→ YOUR INSTRUCTIONS
Transcribe every entry word for word, leaving out all images.

* start INFORMATION GIVEN *

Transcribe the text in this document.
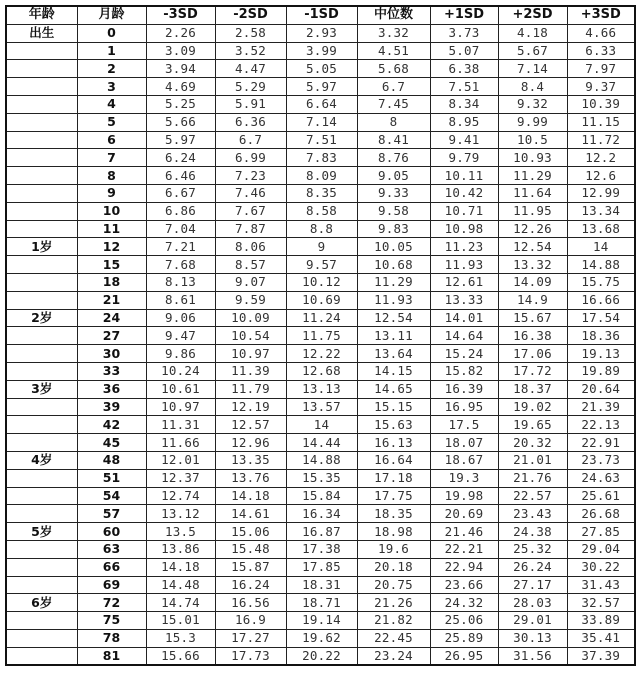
年龄	月龄	-3SD	-2SD	-1SD	中位数	+1SD	+2SD	+3SD
出生	0	2.26	2.58	2.93	3.32	3.73	4.18	4.66
	1	3.09	3.52	3.99	4.51	5.07	5.67	6.33
	2	3.94	4.47	5.05	5.68	6.38	7.14	7.97
	3	4.69	5.29	5.97	6.7	7.51	8.4	9.37
	4	5.25	5.91	6.64	7.45	8.34	9.32	10.39
	5	5.66	6.36	7.14	8	8.95	9.99	11.15
	6	5.97	6.7	7.51	8.41	9.41	10.5	11.72
	7	6.24	6.99	7.83	8.76	9.79	10.93	12.2
	8	6.46	7.23	8.09	9.05	10.11	11.29	12.6
	9	6.67	7.46	8.35	9.33	10.42	11.64	12.99
	10	6.86	7.67	8.58	9.58	10.71	11.95	13.34
	11	7.04	7.87	8.8	9.83	10.98	12.26	13.68
1岁	12	7.21	8.06	9	10.05	11.23	12.54	14
	15	7.68	8.57	9.57	10.68	11.93	13.32	14.88
	18	8.13	9.07	10.12	11.29	12.61	14.09	15.75
	21	8.61	9.59	10.69	11.93	13.33	14.9	16.66
2岁	24	9.06	10.09	11.24	12.54	14.01	15.67	17.54
	27	9.47	10.54	11.75	13.11	14.64	16.38	18.36
	30	9.86	10.97	12.22	13.64	15.24	17.06	19.13
	33	10.24	11.39	12.68	14.15	15.82	17.72	19.89
3岁	36	10.61	11.79	13.13	14.65	16.39	18.37	20.64
	39	10.97	12.19	13.57	15.15	16.95	19.02	21.39
	42	11.31	12.57	14	15.63	17.5	19.65	22.13
	45	11.66	12.96	14.44	16.13	18.07	20.32	22.91
4岁	48	12.01	13.35	14.88	16.64	18.67	21.01	23.73
	51	12.37	13.76	15.35	17.18	19.3	21.76	24.63
	54	12.74	14.18	15.84	17.75	19.98	22.57	25.61
	57	13.12	14.61	16.34	18.35	20.69	23.43	26.68
5岁	60	13.5	15.06	16.87	18.98	21.46	24.38	27.85
	63	13.86	15.48	17.38	19.6	22.21	25.32	29.04
	66	14.18	15.87	17.85	20.18	22.94	26.24	30.22
	69	14.48	16.24	18.31	20.75	23.66	27.17	31.43
6岁	72	14.74	16.56	18.71	21.26	24.32	28.03	32.57
	75	15.01	16.9	19.14	21.82	25.06	29.01	33.89
	78	15.3	17.27	19.62	22.45	25.89	30.13	35.41
	81	15.66	17.73	20.22	23.24	26.95	31.56	37.39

* end INFORMATION GIVEN *

→ TASK ANSWER
Transcribe the text in this document.
年龄	月龄	-3SD	-2SD	-1SD	中位数	+1SD	+2SD	+3SD
出生	0	2.26	2.58	2.93	3.32	3.73	4.18	4.66
	1	3.09	3.52	3.99	4.51	5.07	5.67	6.33
	2	3.94	4.47	5.05	5.68	6.38	7.14	7.97
	3	4.69	5.29	5.97	6.7	7.51	8.4	9.37
	4	5.25	5.91	6.64	7.45	8.34	9.32	10.39
	5	5.66	6.36	7.14	8	8.95	9.99	11.15
	6	5.97	6.7	7.51	8.41	9.41	10.5	11.72
	7	6.24	6.99	7.83	8.76	9.79	10.93	12.2
	8	6.46	7.23	8.09	9.05	10.11	11.29	12.6
	9	6.67	7.46	8.35	9.33	10.42	11.64	12.99
	10	6.86	7.67	8.58	9.58	10.71	11.95	13.34
	11	7.04	7.87	8.8	9.83	10.98	12.26	13.68
1岁	12	7.21	8.06	9	10.05	11.23	12.54	14
	15	7.68	8.57	9.57	10.68	11.93	13.32	14.88
	18	8.13	9.07	10.12	11.29	12.61	14.09	15.75
	21	8.61	9.59	10.69	11.93	13.33	14.9	16.66
2岁	24	9.06	10.09	11.24	12.54	14.01	15.67	17.54
	27	9.47	10.54	11.75	13.11	14.64	16.38	18.36
	30	9.86	10.97	12.22	13.64	15.24	17.06	19.13
	33	10.24	11.39	12.68	14.15	15.82	17.72	19.89
3岁	36	10.61	11.79	13.13	14.65	16.39	18.37	20.64
	39	10.97	12.19	13.57	15.15	16.95	19.02	21.39
	42	11.31	12.57	14	15.63	17.5	19.65	22.13
	45	11.66	12.96	14.44	16.13	18.07	20.32	22.91
4岁	48	12.01	13.35	14.88	16.64	18.67	21.01	23.73
	51	12.37	13.76	15.35	17.18	19.3	21.76	24.63
	54	12.74	14.18	15.84	17.75	19.98	22.57	25.61
	57	13.12	14.61	16.34	18.35	20.69	23.43	26.68
5岁	60	13.5	15.06	16.87	18.98	21.46	24.38	27.85
	63	13.86	15.48	17.38	19.6	22.21	25.32	29.04
	66	14.18	15.87	17.85	20.18	22.94	26.24	30.22
	69	14.48	16.24	18.31	20.75	23.66	27.17	31.43
6岁	72	14.74	16.56	18.71	21.26	24.32	28.03	32.57
	75	15.01	16.9	19.14	21.82	25.06	29.01	33.89
	78	15.3	17.27	19.62	22.45	25.89	30.13	35.41
	81	15.66	17.73	20.22	23.24	26.95	31.56	37.39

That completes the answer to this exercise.